__What the task requires__:
Each line below must be set down exactly; omit any image you find.

Data entries for graphics
::::::

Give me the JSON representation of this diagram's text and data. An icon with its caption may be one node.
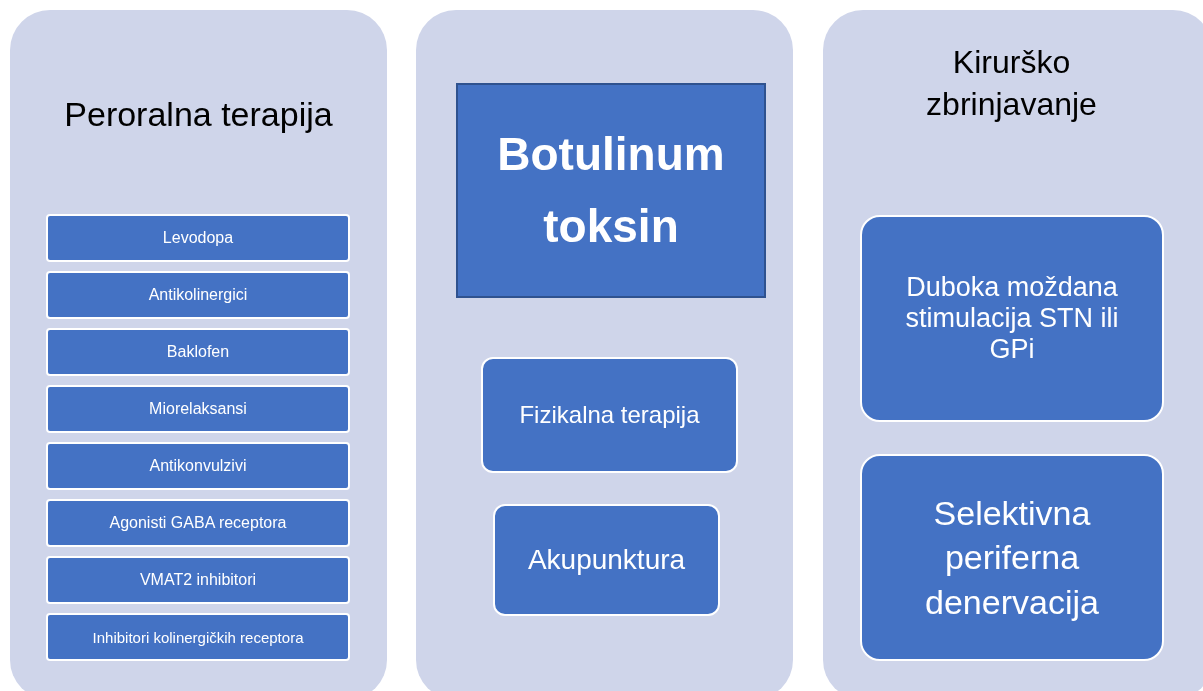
{
  "diagram": {
    "nodes": [
      {
        "text": [
          "Peroralna terapija"
        ]
      },
      {
        "text": [
          "Levodopa"
        ],
        "in": 0
      },
      {
        "text": [
          "Antikolinergici"
        ],
        "in": 0
      },
      {
        "text": [
          "Baklofen"
        ],
        "in": 0
      },
      {
        "text": [
          "Miorelaksansi"
        ],
        "in": 0
      },
      {
        "text": [
          "Antikonvulzivi"
        ],
        "in": 0
      },
      {
        "text": [
          "Agonisti GABA receptora"
        ],
        "in": 0
      },
      {
        "text": [
          "VMAT2 inhibitori"
        ],
        "in": 0
      },
      {
        "text": [
          "Inhibitori kolinergičkih receptora"
        ],
        "in": 0
      },
      {
        "text": [],
        "shape": "box"
      },
      {
        "text": [
          "Botulinum toksin"
        ],
        "in": 9
      },
      {
        "text": [
          "Fizikalna terapija"
        ],
        "in": 9
      },
      {
        "text": [
          "Akupunktura"
        ],
        "in": 9
      },
      {
        "text": [
          "Kirurško zbrinjavanje"
        ]
      },
      {
        "text": [
          "Duboka moždana stimulacija STN ili GPi"
        ],
        "in": 13
      },
      {
        "text": [
          "Selektivna periferna denervacija"
        ],
        "in": 13
      }
    ],
    "edges": []
  }
}
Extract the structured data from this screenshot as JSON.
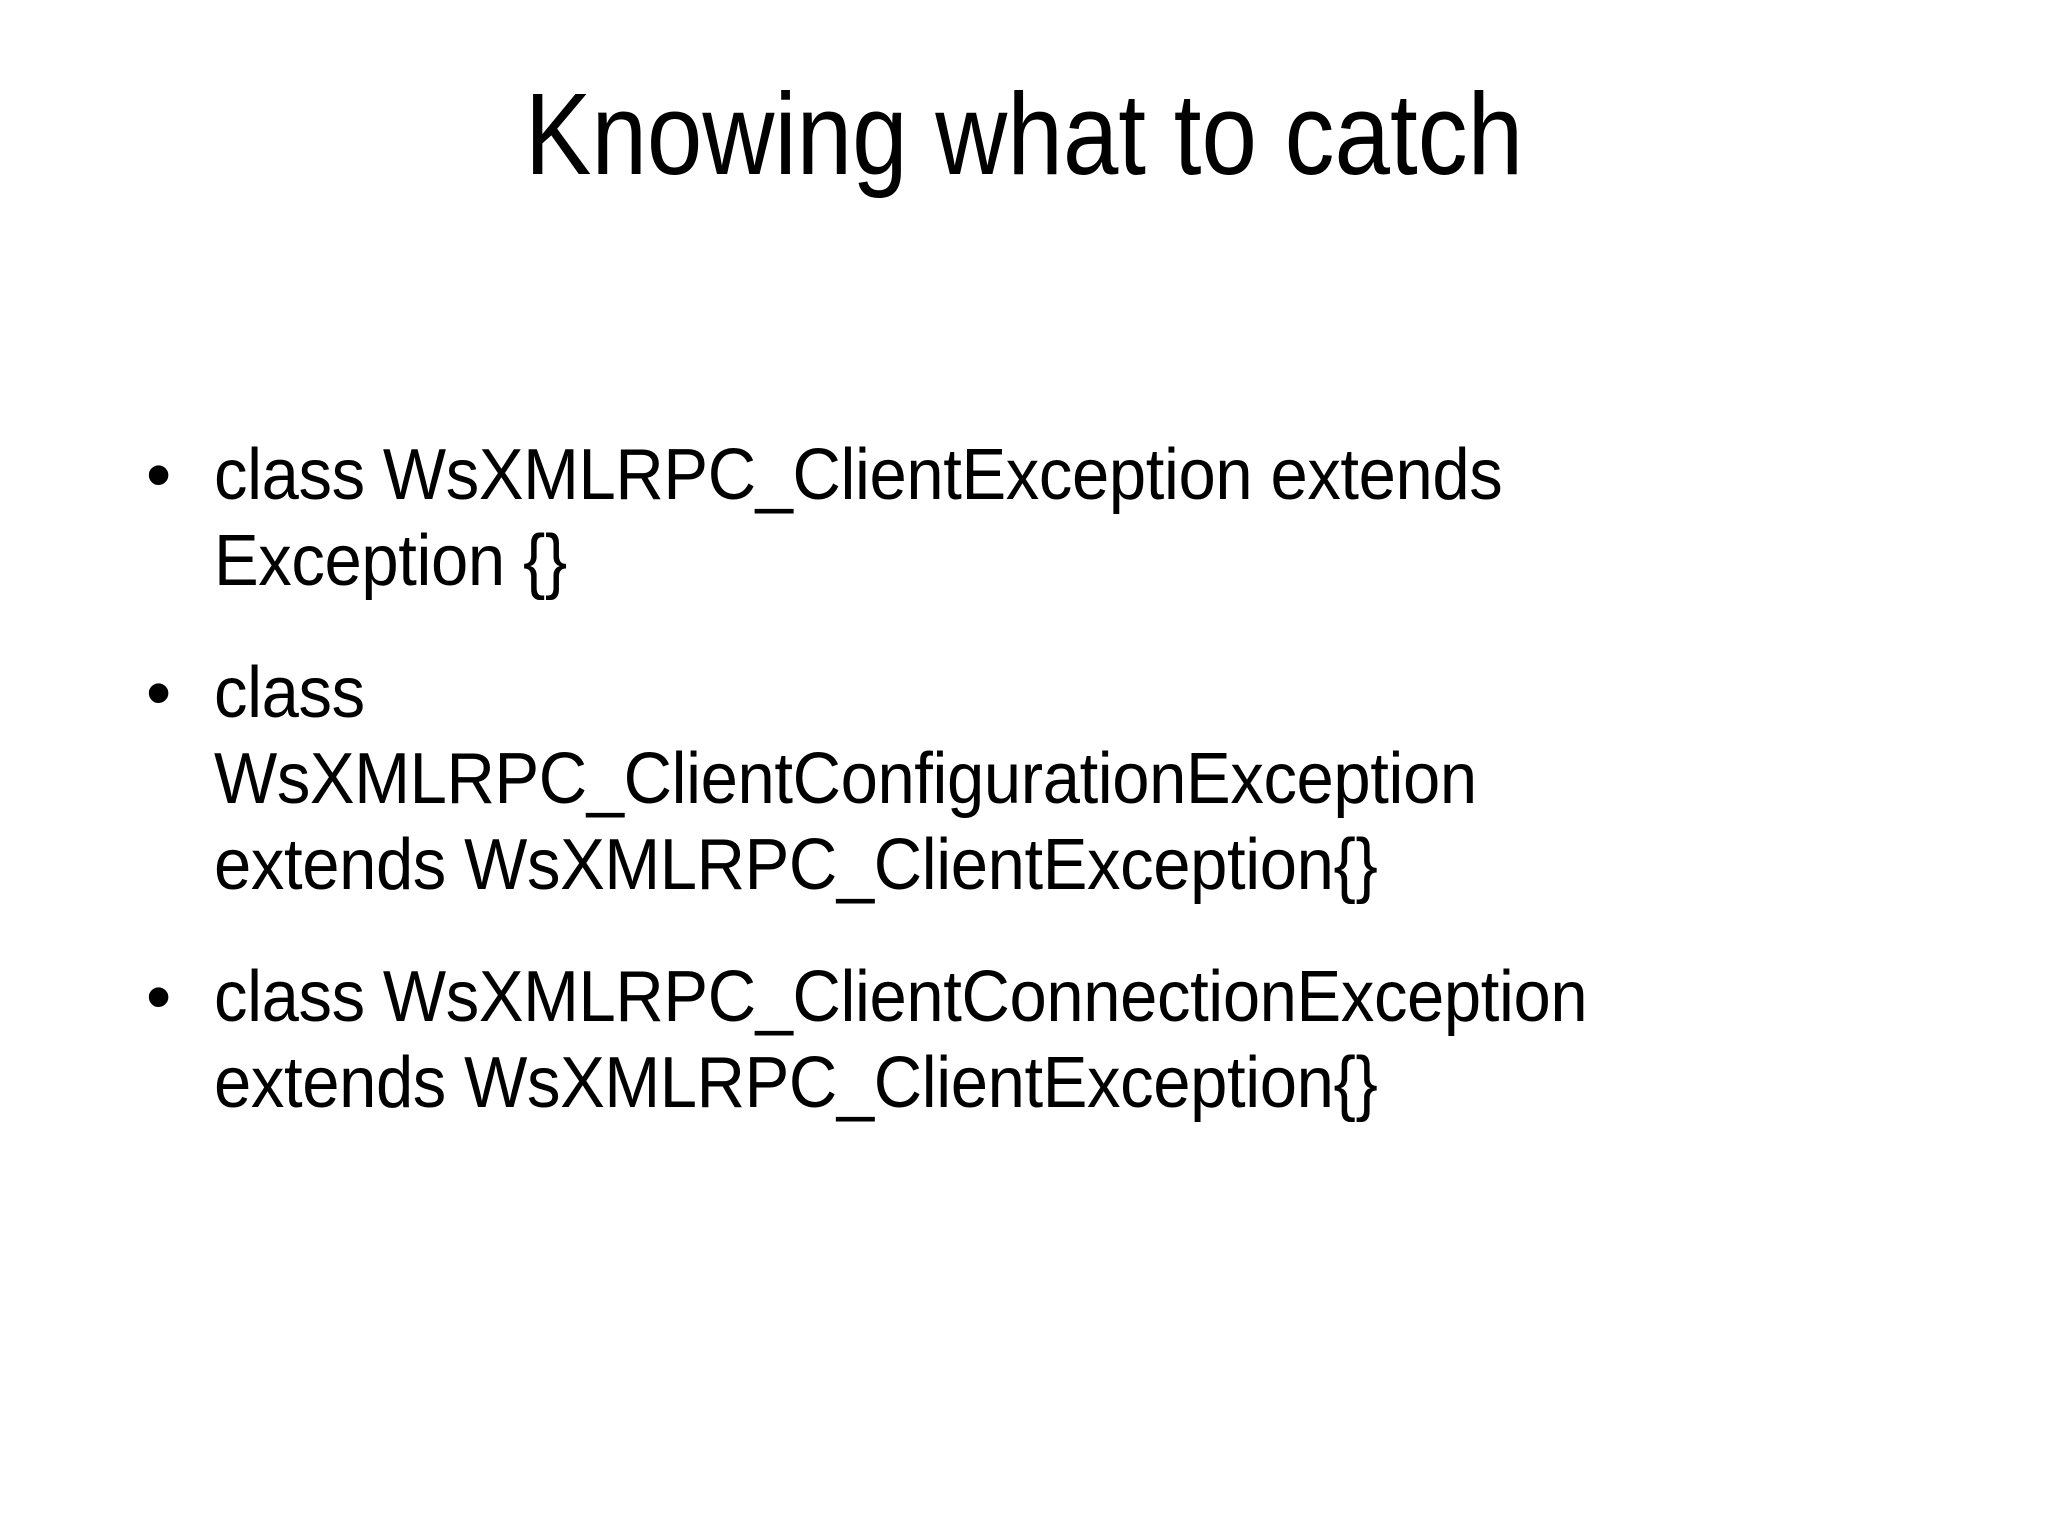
{
  "slide": {
    "title": "Knowing what to catch",
    "background_color": "#ffffff",
    "text_color": "#000000",
    "bullet_glyph": "•",
    "bullets": [
      {
        "lines": [
          "class WsXMLRPC_ClientException extends",
          "Exception {}"
        ]
      },
      {
        "lines": [
          "class",
          "WsXMLRPC_ClientConfigurationException",
          "extends WsXMLRPC_ClientException{}"
        ]
      },
      {
        "lines": [
          "class WsXMLRPC_ClientConnectionException",
          "extends WsXMLRPC_ClientException{}"
        ]
      }
    ]
  }
}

::::::

__Written response__:
Give me the JSON representation of this diagram's text and data. An icon with its caption may be one node.
{
  "diagram": {
    "nodes": [
      {
        "text": [
          "Peroralna terapija"
        ]
      },
      {
        "text": [
          "Levodopa"
        ],
        "in": 0
      },
      {
        "text": [
          "Antikolinergici"
        ],
        "in": 0
      },
      {
        "text": [
          "Baklofen"
        ],
        "in": 0
      },
      {
        "text": [
          "Miorelaksansi"
        ],
        "in": 0
      },
      {
        "text": [
          "Antikonvulzivi"
        ],
        "in": 0
      },
      {
        "text": [
          "Agonisti GABA receptora"
        ],
        "in": 0
      },
      {
        "text": [
          "VMAT2 inhibitori"
        ],
        "in": 0
      },
      {
        "text": [
          "Inhibitori kolinergičkih receptora"
        ],
        "in": 0
      },
      {
        "text": [],
        "shape": "box"
      },
      {
        "text": [
          "Botulinum toksin"
        ],
        "in": 9
      },
      {
        "text": [
          "Fizikalna terapija"
        ],
        "in": 9
      },
      {
        "text": [
          "Akupunktura"
        ],
        "in": 9
      },
      {
        "text": [
          "Kirurško zbrinjavanje"
        ]
      },
      {
        "text": [
          "Duboka moždana stimulacija STN ili GPi"
        ],
        "in": 13
      },
      {
        "text": [
          "Selektivna periferna denervacija"
        ],
        "in": 13
      }
    ],
    "edges": []
  }
}
Extract the structured data from this screenshot as JSON.
{
  "slide": {
    "title": "Knowing what to catch",
    "background_color": "#ffffff",
    "text_color": "#000000",
    "bullet_glyph": "•",
    "bullets": [
      {
        "lines": [
          "class WsXMLRPC_ClientException extends",
          "Exception {}"
        ]
      },
      {
        "lines": [
          "class",
          "WsXMLRPC_ClientConfigurationException",
          "extends WsXMLRPC_ClientException{}"
        ]
      },
      {
        "lines": [
          "class WsXMLRPC_ClientConnectionException",
          "extends WsXMLRPC_ClientException{}"
        ]
      }
    ]
  }
}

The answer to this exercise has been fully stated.